(Stored dataset items)

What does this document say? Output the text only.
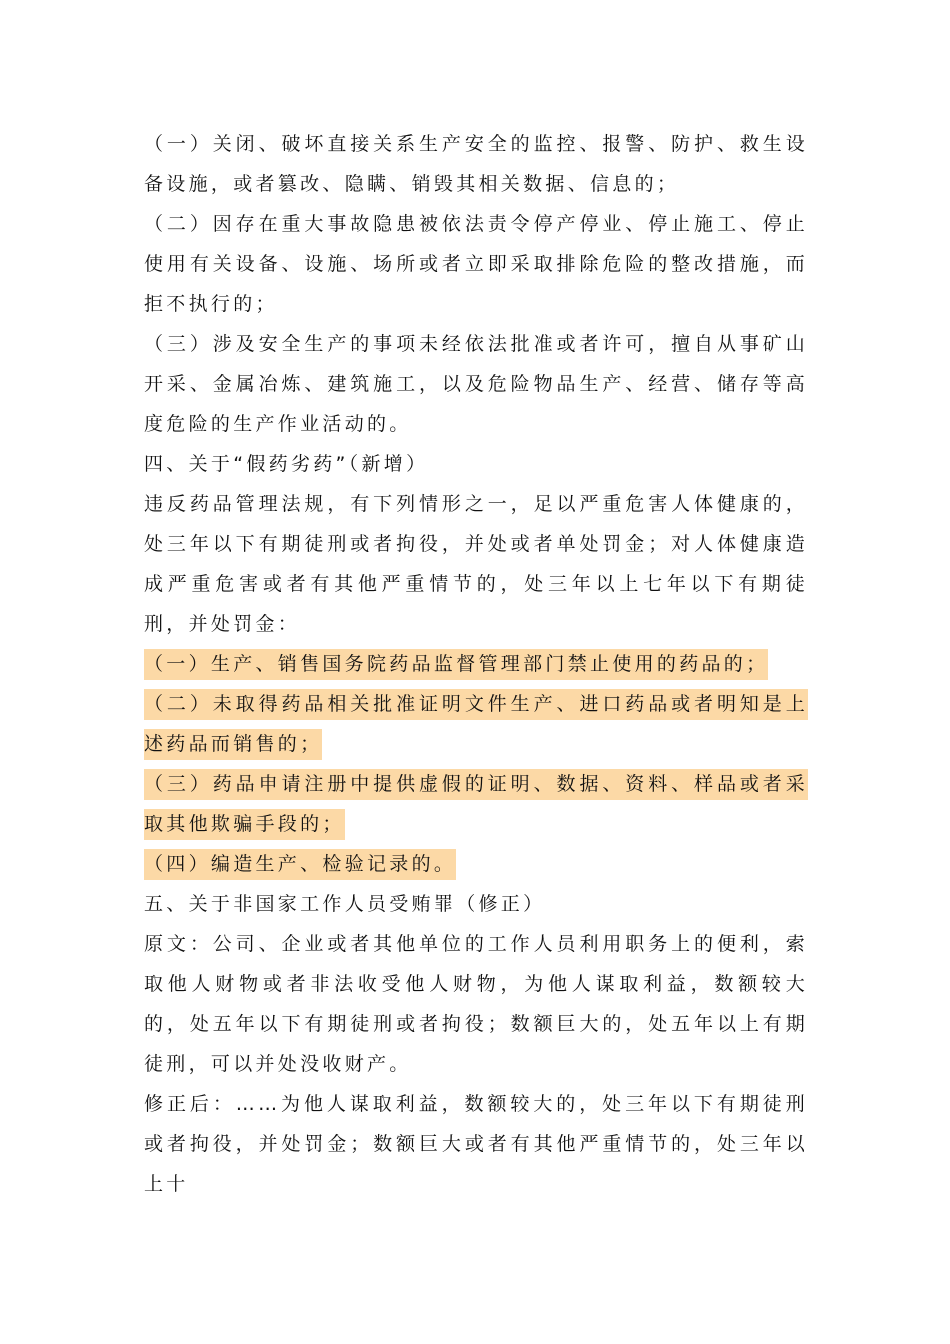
（一）关闭、破坏直接关系生产安全的监控、报警、防护、救生设备设施，或者篡改、隐瞒、销毁其相关数据、信息的；

（二）因存在重大事故隐患被依法责令停产停业、停止施工、停止使用有关设备、设施、场所或者立即采取排除危险的整改措施，而拒不执行的；

（三）涉及安全生产的事项未经依法批准或者许可，擅自从事矿山开采、金属冶炼、建筑施工，以及危险物品生产、经营、储存等高度危险的生产作业活动的。

四、关于“假药劣药”（新增）

违反药品管理法规，有下列情形之一，足以严重危害人体健康的，处三年以下有期徒刑或者拘役，并处或者单处罚金；对人体健康造成严重危害或者有其他严重情节的，处三年以上七年以下有期徒刑，并处罚金：

（一）生产、销售国务院药品监督管理部门禁止使用的药品的；

（二）未取得药品相关批准证明文件生产、进口药品或者明知是上述药品而销售的；

（三）药品申请注册中提供虚假的证明、数据、资料、样品或者采取其他欺骗手段的；

（四）编造生产、检验记录的。

五、关于非国家工作人员受贿罪（修正）

原文：公司、企业或者其他单位的工作人员利用职务上的便利，索取他人财物或者非法收受他人财物，为他人谋取利益，数额较大的，处五年以下有期徒刑或者拘役；数额巨大的，处五年以上有期徒刑，可以并处没收财产。

修正后：……为他人谋取利益，数额较大的，处三年以下有期徒刑或者拘役，并处罚金；数额巨大或者有其他严重情节的，处三年以上十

Requirements:
Your task is to reproduce all of the material exactly. The pictures stay out.

Task result:
What does this document say? Output the text only.
（一）关闭、破坏直接关系生产安全的监控、报警、防护、救生设备设施，或者篡改、隐瞒、销毁其相关数据、信息的；

（二）因存在重大事故隐患被依法责令停产停业、停止施工、停止使用有关设备、设施、场所或者立即采取排除危险的整改措施，而拒不执行的；

（三）涉及安全生产的事项未经依法批准或者许可，擅自从事矿山开采、金属冶炼、建筑施工，以及危险物品生产、经营、储存等高度危险的生产作业活动的。

四、关于“假药劣药”（新增）

违反药品管理法规，有下列情形之一，足以严重危害人体健康的，处三年以下有期徒刑或者拘役，并处或者单处罚金；对人体健康造成严重危害或者有其他严重情节的，处三年以上七年以下有期徒刑，并处罚金：

（一）生产、销售国务院药品监督管理部门禁止使用的药品的；

（二）未取得药品相关批准证明文件生产、进口药品或者明知是上述药品而销售的；

（三）药品申请注册中提供虚假的证明、数据、资料、样品或者采取其他欺骗手段的；

（四）编造生产、检验记录的。

五、关于非国家工作人员受贿罪（修正）

原文：公司、企业或者其他单位的工作人员利用职务上的便利，索取他人财物或者非法收受他人财物，为他人谋取利益，数额较大的，处五年以下有期徒刑或者拘役；数额巨大的，处五年以上有期徒刑，可以并处没收财产。

修正后：……为他人谋取利益，数额较大的，处三年以下有期徒刑或者拘役，并处罚金；数额巨大或者有其他严重情节的，处三年以上十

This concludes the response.